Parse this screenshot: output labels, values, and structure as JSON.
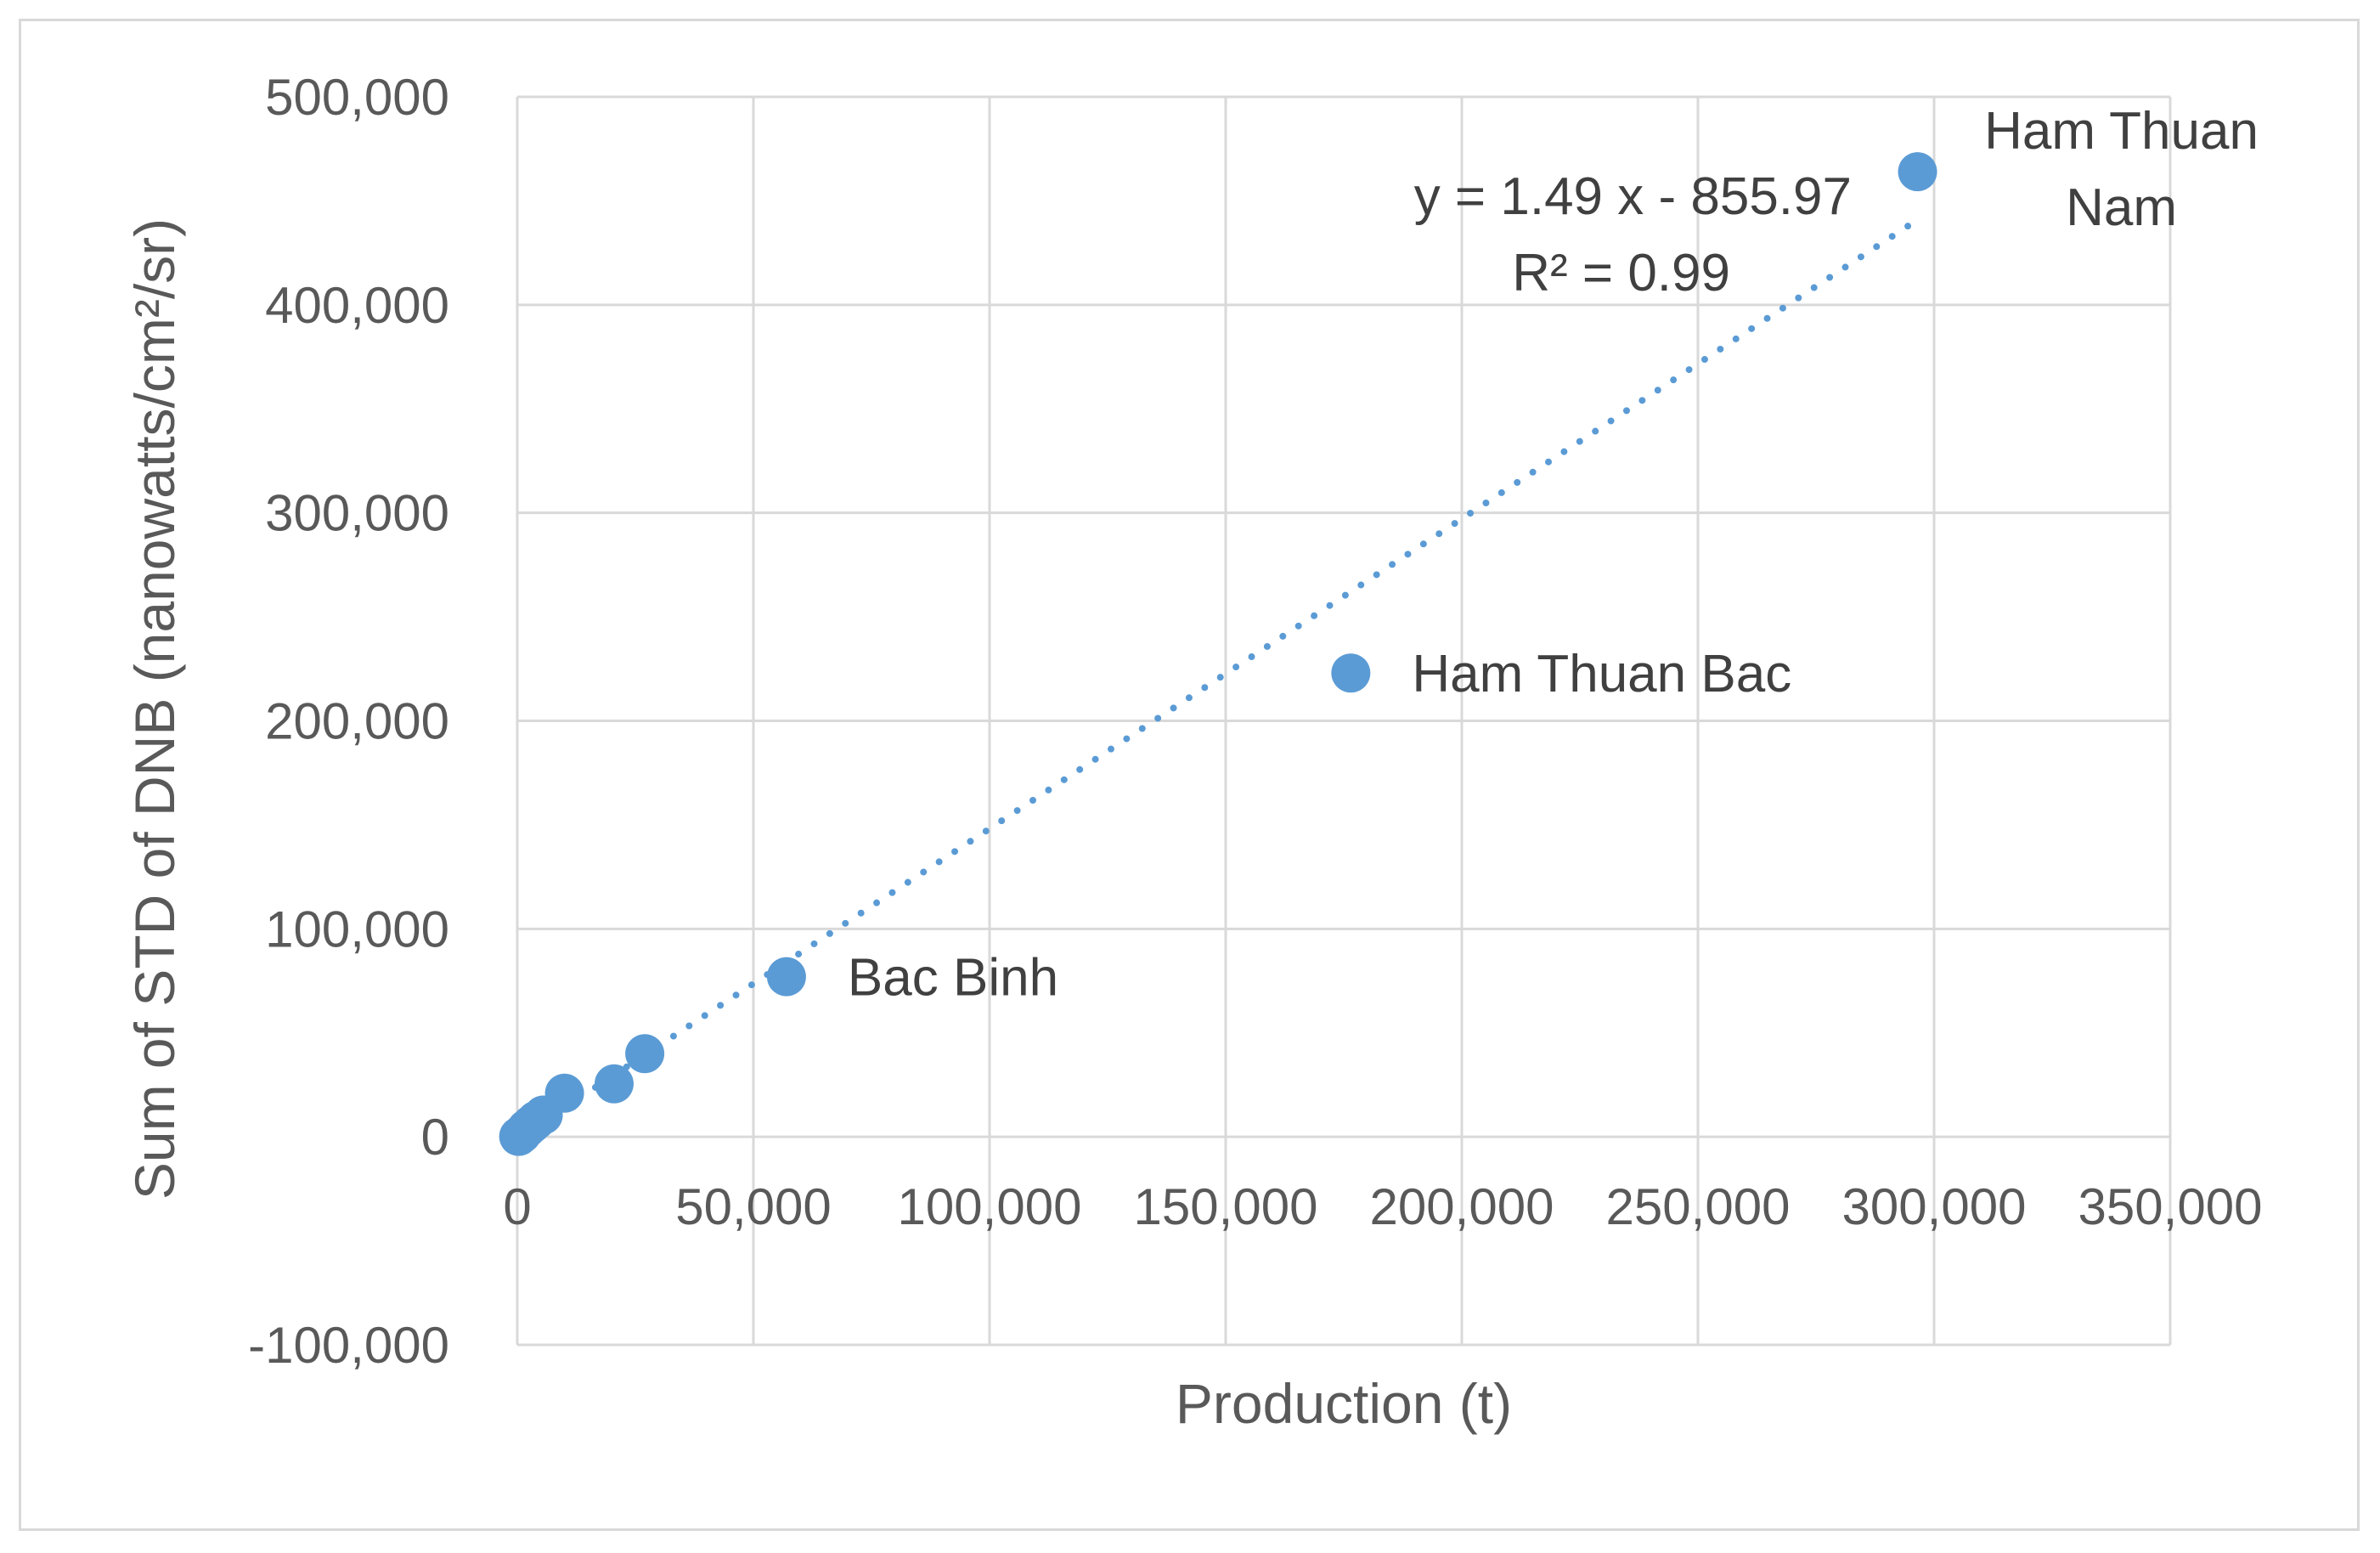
{
  "chart_data": {
    "type": "scatter",
    "title": "",
    "xlabel": "Production (t)",
    "ylabel": "Sum of STD of DNB (nanowatts/cm²/sr)",
    "xlim": [
      0,
      350000
    ],
    "ylim": [
      -100000,
      500000
    ],
    "x_ticks": [
      0,
      50000,
      100000,
      150000,
      200000,
      250000,
      300000,
      350000
    ],
    "y_ticks": [
      -100000,
      0,
      100000,
      200000,
      300000,
      400000,
      500000
    ],
    "x_tick_labels": [
      "0",
      "50,000",
      "100,000",
      "150,000",
      "200,000",
      "250,000",
      "300,000",
      "350,000"
    ],
    "y_tick_labels": [
      "-100,000",
      "0",
      "100,000",
      "200,000",
      "300,000",
      "400,000",
      "500,000"
    ],
    "grid": true,
    "marker_color": "#5b9bd5",
    "trendline_color": "#5b9bd5",
    "series": [
      {
        "points": [
          {
            "x": 300,
            "y": 200
          },
          {
            "x": 1000,
            "y": 1500
          },
          {
            "x": 2000,
            "y": 4000
          },
          {
            "x": 3000,
            "y": 6000
          },
          {
            "x": 4000,
            "y": 8000
          },
          {
            "x": 5500,
            "y": 10500
          },
          {
            "x": 10000,
            "y": 21000
          },
          {
            "x": 20500,
            "y": 25500
          },
          {
            "x": 27000,
            "y": 40000
          },
          {
            "x": 57000,
            "y": 77000,
            "label": "Bac Binh"
          },
          {
            "x": 176500,
            "y": 223000,
            "label": "Ham Thuan Bac"
          },
          {
            "x": 296500,
            "y": 464000,
            "label_lines": [
              "Ham Thuan",
              "Nam"
            ]
          }
        ]
      }
    ],
    "trendline": {
      "type": "linear",
      "slope": 1.49,
      "intercept": -855.97,
      "x_range": [
        0,
        296500
      ],
      "equation": "y = 1.49 x - 855.97",
      "r_squared": "R² = 0.99"
    }
  }
}
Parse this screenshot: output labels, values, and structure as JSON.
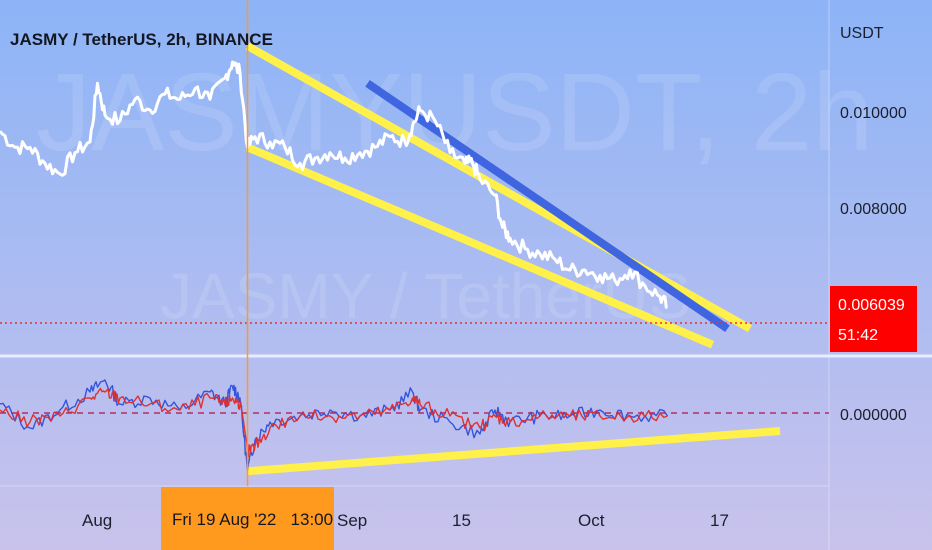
{
  "header": {
    "title": "JASMY / TetherUS, 2h, BINANCE"
  },
  "watermark": {
    "symbol": "JASMYUSDT, 2h",
    "name": "JASMY / TetherUS"
  },
  "price_axis": {
    "currency": "USDT",
    "ticks": [
      "0.010000",
      "0.008000"
    ]
  },
  "last_price": {
    "value": "0.006039",
    "countdown": "51:42",
    "color": "#ff0000"
  },
  "oscillator_axis": {
    "ticks": [
      "0.000000"
    ]
  },
  "time_axis": {
    "ticks": [
      "Aug",
      "Sep",
      "15",
      "Oct",
      "17"
    ],
    "crosshair_label": "Fri 19 Aug '22   13:00"
  },
  "colors": {
    "background_top": "#8db4f7",
    "background_bottom": "#c9c3ec",
    "price_line": "#ffffff",
    "trendline": "#fff04a",
    "blue_trendline": "#3f66e0",
    "crosshair": "#ff9a1f",
    "osc_fast": "#3355dd",
    "osc_slow": "#e03030"
  },
  "chart_data": [
    {
      "type": "line",
      "title": "JASMY / TetherUS, 2h, BINANCE",
      "ylabel": "USDT",
      "ylim": [
        0.0054,
        0.0114
      ],
      "x_index_range": [
        0,
        100
      ],
      "x_ticks": [
        {
          "label": "Aug",
          "x": 14
        },
        {
          "label": "Sep",
          "x": 47
        },
        {
          "label": "15",
          "x": 62
        },
        {
          "label": "Oct",
          "x": 79
        },
        {
          "label": "17",
          "x": 96
        }
      ],
      "crosshair": {
        "x": 33,
        "label": "Fri 19 Aug '22   13:00"
      },
      "series": [
        {
          "x": [
            0,
            2,
            4,
            6,
            8,
            10,
            12,
            13,
            14,
            16,
            18,
            20,
            22,
            24,
            26,
            28,
            30,
            31,
            32,
            33,
            34,
            36,
            38,
            40,
            42,
            44,
            46,
            48,
            50,
            52,
            54,
            55,
            56,
            58,
            60,
            62,
            63,
            64,
            66,
            67,
            68,
            70,
            72,
            74,
            76,
            78,
            80,
            82,
            84,
            86,
            88,
            89
          ],
          "values": [
            0.0095,
            0.0092,
            0.0092,
            0.0089,
            0.0087,
            0.0091,
            0.0093,
            0.0104,
            0.0098,
            0.0097,
            0.0101,
            0.0099,
            0.0102,
            0.0101,
            0.0103,
            0.0101,
            0.0105,
            0.0108,
            0.0106,
            0.0092,
            0.0094,
            0.0093,
            0.0092,
            0.0089,
            0.009,
            0.0091,
            0.009,
            0.0091,
            0.0092,
            0.0094,
            0.0093,
            0.0096,
            0.0099,
            0.0097,
            0.0091,
            0.0089,
            0.0089,
            0.0086,
            0.0083,
            0.0077,
            0.0075,
            0.0073,
            0.0072,
            0.0071,
            0.0069,
            0.0069,
            0.0068,
            0.0067,
            0.0069,
            0.0066,
            0.0064,
            0.0062
          ]
        }
      ],
      "trendlines": [
        {
          "color": "yellow",
          "x": [
            33,
            100
          ],
          "values": [
            0.0111,
            0.0058
          ]
        },
        {
          "color": "yellow",
          "x": [
            33,
            95
          ],
          "values": [
            0.0092,
            0.0055
          ]
        },
        {
          "color": "blue",
          "x": [
            49,
            97
          ],
          "values": [
            0.0104,
            0.0058
          ]
        }
      ]
    },
    {
      "type": "line",
      "title": "",
      "ylim": [
        -0.0011,
        0.0009
      ],
      "zero_line": 0.0,
      "x_index_range": [
        0,
        100
      ],
      "series": [
        {
          "color": "blue",
          "x": [
            0,
            4,
            8,
            12,
            14,
            16,
            20,
            24,
            28,
            30,
            31,
            32,
            33,
            34,
            36,
            40,
            44,
            48,
            52,
            55,
            56,
            60,
            64,
            66,
            68,
            72,
            76,
            80,
            84,
            89
          ],
          "values": [
            0.0002,
            -0.0002,
            0.0001,
            0.0004,
            0.0006,
            0.0002,
            0.0003,
            0.0001,
            0.0004,
            0.0002,
            0.0005,
            0.0003,
            -0.0009,
            -0.0004,
            -0.0001,
            0.0,
            0.0001,
            0.0,
            0.0001,
            0.0004,
            0.0001,
            -0.0001,
            -0.0003,
            0.0001,
            -0.0001,
            0.0,
            0.0,
            0.0001,
            0.0,
            0.0
          ]
        },
        {
          "color": "red",
          "x": [
            0,
            4,
            8,
            12,
            14,
            16,
            20,
            24,
            28,
            30,
            31,
            32,
            33,
            34,
            36,
            40,
            44,
            48,
            52,
            55,
            56,
            60,
            64,
            66,
            68,
            72,
            76,
            80,
            84,
            89
          ],
          "values": [
            0.0001,
            -0.0001,
            0.0,
            0.0003,
            0.0004,
            0.0003,
            0.0002,
            0.0001,
            0.0003,
            0.0002,
            0.0003,
            0.0002,
            -0.0006,
            -0.0005,
            -0.0002,
            0.0,
            0.0,
            0.0,
            0.0001,
            0.0003,
            0.0002,
            0.0,
            -0.0002,
            0.0,
            -0.0001,
            0.0,
            0.0,
            0.0,
            0.0,
            0.0
          ]
        }
      ],
      "trendlines": [
        {
          "color": "yellow",
          "x": [
            33,
            104
          ],
          "values": [
            -0.00092,
            -0.00025
          ]
        }
      ]
    }
  ]
}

● PROBLEM DETAILS
Output every entry exactly as given; pictures are not part of the copy.

● ANSWER TO THE EXERCISE
Parse this screenshot: output labels, values, and structure as JSON.
{
  "chart_data": {
    "type": "scatter",
    "title": "",
    "xlabel": "Production (t)",
    "ylabel": "Sum of STD of DNB (nanowatts/cm²/sr)",
    "xlim": [
      0,
      350000
    ],
    "ylim": [
      -100000,
      500000
    ],
    "x_ticks": [
      0,
      50000,
      100000,
      150000,
      200000,
      250000,
      300000,
      350000
    ],
    "y_ticks": [
      -100000,
      0,
      100000,
      200000,
      300000,
      400000,
      500000
    ],
    "x_tick_labels": [
      "0",
      "50,000",
      "100,000",
      "150,000",
      "200,000",
      "250,000",
      "300,000",
      "350,000"
    ],
    "y_tick_labels": [
      "-100,000",
      "0",
      "100,000",
      "200,000",
      "300,000",
      "400,000",
      "500,000"
    ],
    "grid": true,
    "marker_color": "#5b9bd5",
    "trendline_color": "#5b9bd5",
    "series": [
      {
        "points": [
          {
            "x": 300,
            "y": 200
          },
          {
            "x": 1000,
            "y": 1500
          },
          {
            "x": 2000,
            "y": 4000
          },
          {
            "x": 3000,
            "y": 6000
          },
          {
            "x": 4000,
            "y": 8000
          },
          {
            "x": 5500,
            "y": 10500
          },
          {
            "x": 10000,
            "y": 21000
          },
          {
            "x": 20500,
            "y": 25500
          },
          {
            "x": 27000,
            "y": 40000
          },
          {
            "x": 57000,
            "y": 77000,
            "label": "Bac Binh"
          },
          {
            "x": 176500,
            "y": 223000,
            "label": "Ham Thuan Bac"
          },
          {
            "x": 296500,
            "y": 464000,
            "label_lines": [
              "Ham Thuan",
              "Nam"
            ]
          }
        ]
      }
    ],
    "trendline": {
      "type": "linear",
      "slope": 1.49,
      "intercept": -855.97,
      "x_range": [
        0,
        296500
      ],
      "equation": "y = 1.49 x - 855.97",
      "r_squared": "R² = 0.99"
    }
  }
}
Parse this screenshot: output labels, values, and structure as JSON.
{
  "header": {
    "title": "JASMY / TetherUS, 2h, BINANCE"
  },
  "watermark": {
    "symbol": "JASMYUSDT, 2h",
    "name": "JASMY / TetherUS"
  },
  "price_axis": {
    "currency": "USDT",
    "ticks": [
      "0.010000",
      "0.008000"
    ]
  },
  "last_price": {
    "value": "0.006039",
    "countdown": "51:42",
    "color": "#ff0000"
  },
  "oscillator_axis": {
    "ticks": [
      "0.000000"
    ]
  },
  "time_axis": {
    "ticks": [
      "Aug",
      "Sep",
      "15",
      "Oct",
      "17"
    ],
    "crosshair_label": "Fri 19 Aug '22   13:00"
  },
  "colors": {
    "background_top": "#8db4f7",
    "background_bottom": "#c9c3ec",
    "price_line": "#ffffff",
    "trendline": "#fff04a",
    "blue_trendline": "#3f66e0",
    "crosshair": "#ff9a1f",
    "osc_fast": "#3355dd",
    "osc_slow": "#e03030"
  },
  "chart_data": [
    {
      "type": "line",
      "title": "JASMY / TetherUS, 2h, BINANCE",
      "ylabel": "USDT",
      "ylim": [
        0.0054,
        0.0114
      ],
      "x_index_range": [
        0,
        100
      ],
      "x_ticks": [
        {
          "label": "Aug",
          "x": 14
        },
        {
          "label": "Sep",
          "x": 47
        },
        {
          "label": "15",
          "x": 62
        },
        {
          "label": "Oct",
          "x": 79
        },
        {
          "label": "17",
          "x": 96
        }
      ],
      "crosshair": {
        "x": 33,
        "label": "Fri 19 Aug '22   13:00"
      },
      "series": [
        {
          "x": [
            0,
            2,
            4,
            6,
            8,
            10,
            12,
            13,
            14,
            16,
            18,
            20,
            22,
            24,
            26,
            28,
            30,
            31,
            32,
            33,
            34,
            36,
            38,
            40,
            42,
            44,
            46,
            48,
            50,
            52,
            54,
            55,
            56,
            58,
            60,
            62,
            63,
            64,
            66,
            67,
            68,
            70,
            72,
            74,
            76,
            78,
            80,
            82,
            84,
            86,
            88,
            89
          ],
          "values": [
            0.0095,
            0.0092,
            0.0092,
            0.0089,
            0.0087,
            0.0091,
            0.0093,
            0.0104,
            0.0098,
            0.0097,
            0.0101,
            0.0099,
            0.0102,
            0.0101,
            0.0103,
            0.0101,
            0.0105,
            0.0108,
            0.0106,
            0.0092,
            0.0094,
            0.0093,
            0.0092,
            0.0089,
            0.009,
            0.0091,
            0.009,
            0.0091,
            0.0092,
            0.0094,
            0.0093,
            0.0096,
            0.0099,
            0.0097,
            0.0091,
            0.0089,
            0.0089,
            0.0086,
            0.0083,
            0.0077,
            0.0075,
            0.0073,
            0.0072,
            0.0071,
            0.0069,
            0.0069,
            0.0068,
            0.0067,
            0.0069,
            0.0066,
            0.0064,
            0.0062
          ]
        }
      ],
      "trendlines": [
        {
          "color": "yellow",
          "x": [
            33,
            100
          ],
          "values": [
            0.0111,
            0.0058
          ]
        },
        {
          "color": "yellow",
          "x": [
            33,
            95
          ],
          "values": [
            0.0092,
            0.0055
          ]
        },
        {
          "color": "blue",
          "x": [
            49,
            97
          ],
          "values": [
            0.0104,
            0.0058
          ]
        }
      ]
    },
    {
      "type": "line",
      "title": "",
      "ylim": [
        -0.0011,
        0.0009
      ],
      "zero_line": 0.0,
      "x_index_range": [
        0,
        100
      ],
      "series": [
        {
          "color": "blue",
          "x": [
            0,
            4,
            8,
            12,
            14,
            16,
            20,
            24,
            28,
            30,
            31,
            32,
            33,
            34,
            36,
            40,
            44,
            48,
            52,
            55,
            56,
            60,
            64,
            66,
            68,
            72,
            76,
            80,
            84,
            89
          ],
          "values": [
            0.0002,
            -0.0002,
            0.0001,
            0.0004,
            0.0006,
            0.0002,
            0.0003,
            0.0001,
            0.0004,
            0.0002,
            0.0005,
            0.0003,
            -0.0009,
            -0.0004,
            -0.0001,
            0.0,
            0.0001,
            0.0,
            0.0001,
            0.0004,
            0.0001,
            -0.0001,
            -0.0003,
            0.0001,
            -0.0001,
            0.0,
            0.0,
            0.0001,
            0.0,
            0.0
          ]
        },
        {
          "color": "red",
          "x": [
            0,
            4,
            8,
            12,
            14,
            16,
            20,
            24,
            28,
            30,
            31,
            32,
            33,
            34,
            36,
            40,
            44,
            48,
            52,
            55,
            56,
            60,
            64,
            66,
            68,
            72,
            76,
            80,
            84,
            89
          ],
          "values": [
            0.0001,
            -0.0001,
            0.0,
            0.0003,
            0.0004,
            0.0003,
            0.0002,
            0.0001,
            0.0003,
            0.0002,
            0.0003,
            0.0002,
            -0.0006,
            -0.0005,
            -0.0002,
            0.0,
            0.0,
            0.0,
            0.0001,
            0.0003,
            0.0002,
            0.0,
            -0.0002,
            0.0,
            -0.0001,
            0.0,
            0.0,
            0.0,
            0.0,
            0.0
          ]
        }
      ],
      "trendlines": [
        {
          "color": "yellow",
          "x": [
            33,
            104
          ],
          "values": [
            -0.00092,
            -0.00025
          ]
        }
      ]
    }
  ]
}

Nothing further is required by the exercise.